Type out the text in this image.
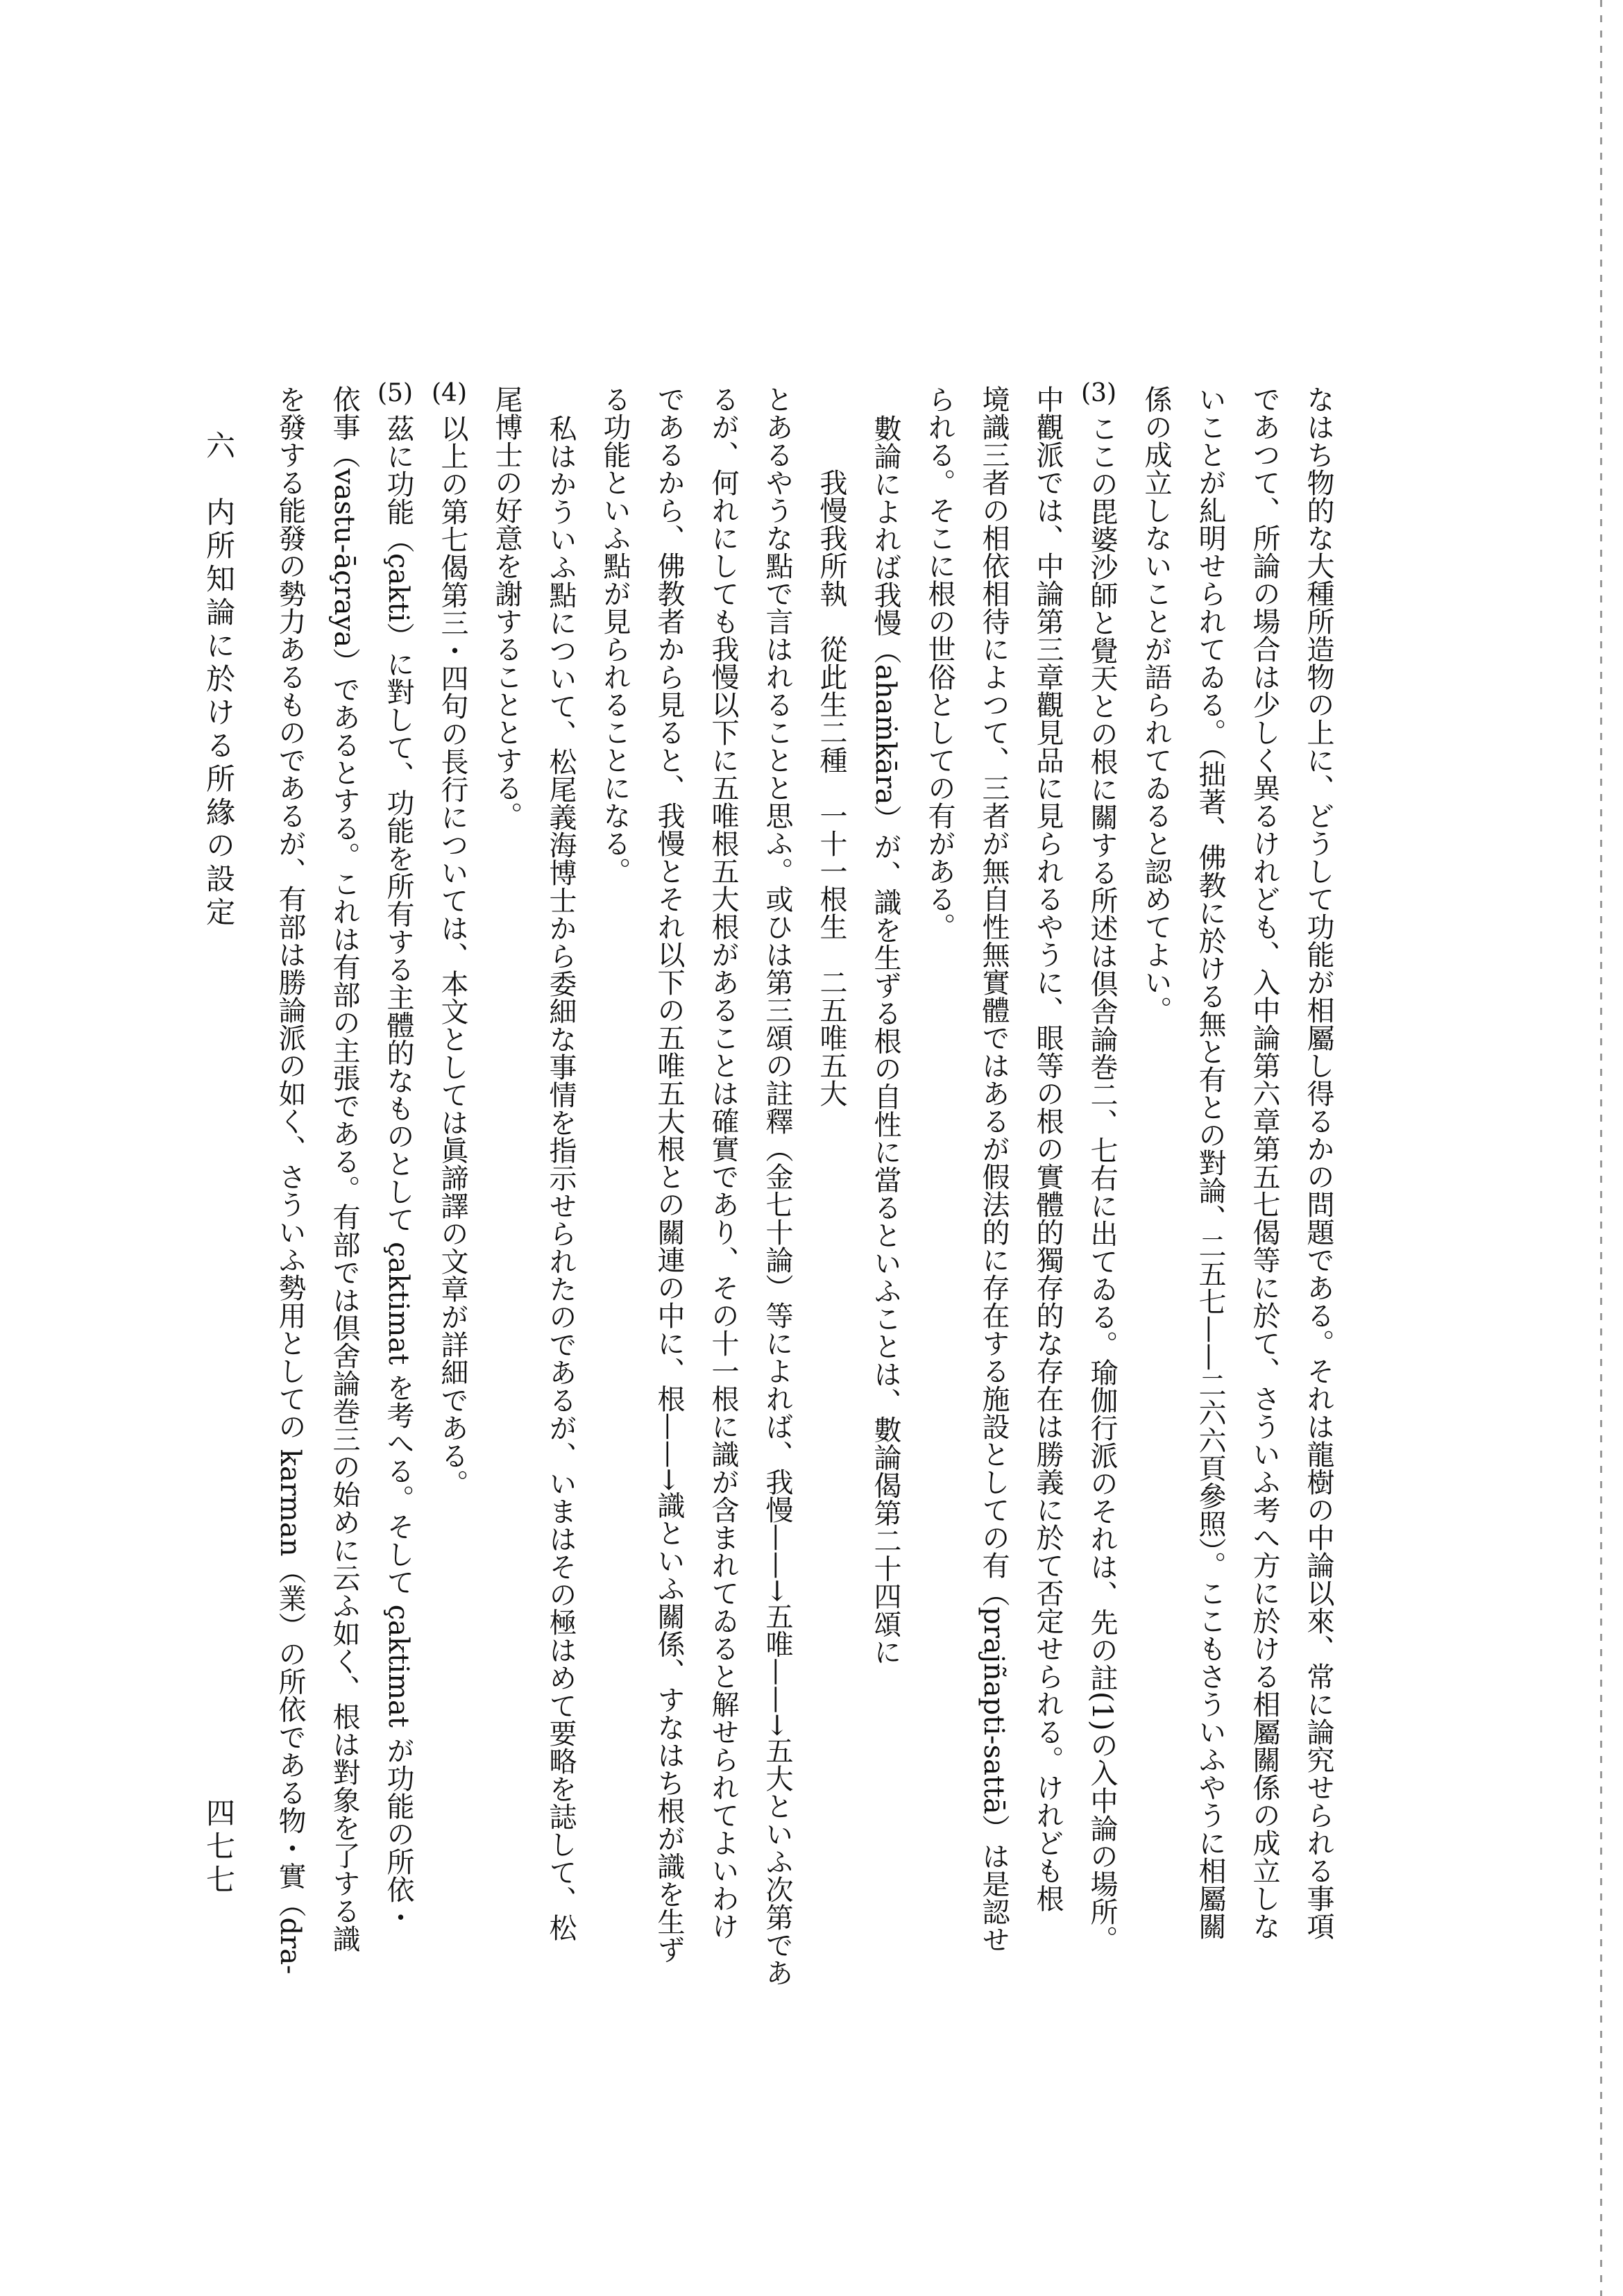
なはち物的な大種所造物の上に、どうして功能が相屬し得るかの問題である。それは龍樹の中論以來、常に論究せられる事項

であつて、所論の場合は少しく異るけれども、入中論第六章第五七偈等に於て、さういふ考へ方に於ける相屬關係の成立しな

いことが糺明せられてゐる。（拙著、佛教に於ける無と有との對論、二五七——二六六頁參照）。ここもさういふやうに相屬關

係の成立しないことが語られてゐると認めてよい。

(3)
ここの毘婆沙師と覺天との根に關する所述は倶舎論巻二、七右に出てゐる。瑜伽行派のそれは、先の註(1)の入中論の場所。

中觀派では、中論第三章觀見品に見られるやうに、眼等の根の實體的獨存的な存在は勝義に於て否定せられる。けれども根

境識三者の相依相待によつて、三者が無自性無實體ではあるが假法的に存在する施設としての有（prajñapti-sattā）は是認せ

られる。そこに根の世俗としての有がある。

數論によれば我慢（ahaṁkāra）が、識を生ずる根の自性に當るといふことは、數論偈第二十四頌に

我慢我所執　從此生二種　一十一根生　二五唯五大

とあるやうな點で言はれることと思ふ。或ひは第三頌の註釋（金七十論）等によれば、我慢——→五唯——→五大といふ次第であ

るが、何れにしても我慢以下に五唯根五大根があることは確實であり、その十一根に識が含まれてゐると解せられてよいわけ

であるから、佛教者から見ると、我慢とそれ以下の五唯五大根との關連の中に、根——→識といふ關係、すなはち根が識を生ず

る功能といふ點が見られることになる。

私はかういふ點について、松尾義海博士から委細な事情を指示せられたのであるが、いまはその極はめて要略を誌して、松

尾博士の好意を謝することとする。

(4)
以上の第七偈第三・四句の長行については、本文としては眞諦譯の文章が詳細である。
(5)
茲に功能（çakti）に對して、功能を所有する主體的なものとして çaktimat を考へる。そして çaktimat が功能の所依・

依事（vastu-āçraya）であるとする。これは有部の主張である。有部では倶舍論巻三の始めに云ふ如く、根は對象を了する識

を發する能發の勢力あるものであるが、有部は勝論派の如く、さういふ勢用としての karman（業）の所依である物・實（dra-

四七七
六　内所知論に於ける所緣の設定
--
Repeat all of the data above word for word, minus the pictures.

* Answer to this problem:
Type out the text in this image.
なはち物的な大種所造物の上に、どうして功能が相屬し得るかの問題である。それは龍樹の中論以來、常に論究せられる事項

であつて、所論の場合は少しく異るけれども、入中論第六章第五七偈等に於て、さういふ考へ方に於ける相屬關係の成立しな

いことが糺明せられてゐる。（拙著、佛教に於ける無と有との對論、二五七——二六六頁參照）。ここもさういふやうに相屬關

係の成立しないことが語られてゐると認めてよい。

(3)
ここの毘婆沙師と覺天との根に關する所述は倶舎論巻二、七右に出てゐる。瑜伽行派のそれは、先の註(1)の入中論の場所。

中觀派では、中論第三章觀見品に見られるやうに、眼等の根の實體的獨存的な存在は勝義に於て否定せられる。けれども根

境識三者の相依相待によつて、三者が無自性無實體ではあるが假法的に存在する施設としての有（prajñapti-sattā）は是認せ

られる。そこに根の世俗としての有がある。

數論によれば我慢（ahaṁkāra）が、識を生ずる根の自性に當るといふことは、數論偈第二十四頌に

我慢我所執　從此生二種　一十一根生　二五唯五大

とあるやうな點で言はれることと思ふ。或ひは第三頌の註釋（金七十論）等によれば、我慢——→五唯——→五大といふ次第であ

るが、何れにしても我慢以下に五唯根五大根があることは確實であり、その十一根に識が含まれてゐると解せられてよいわけ

であるから、佛教者から見ると、我慢とそれ以下の五唯五大根との關連の中に、根——→識といふ關係、すなはち根が識を生ず

る功能といふ點が見られることになる。

私はかういふ點について、松尾義海博士から委細な事情を指示せられたのであるが、いまはその極はめて要略を誌して、松

尾博士の好意を謝することとする。

(4)
以上の第七偈第三・四句の長行については、本文としては眞諦譯の文章が詳細である。
(5)
茲に功能（çakti）に對して、功能を所有する主體的なものとして çaktimat を考へる。そして çaktimat が功能の所依・

依事（vastu-āçraya）であるとする。これは有部の主張である。有部では倶舍論巻三の始めに云ふ如く、根は對象を了する識

を發する能發の勢力あるものであるが、有部は勝論派の如く、さういふ勢用としての karman（業）の所依である物・實（dra-

四七七
六　内所知論に於ける所緣の設定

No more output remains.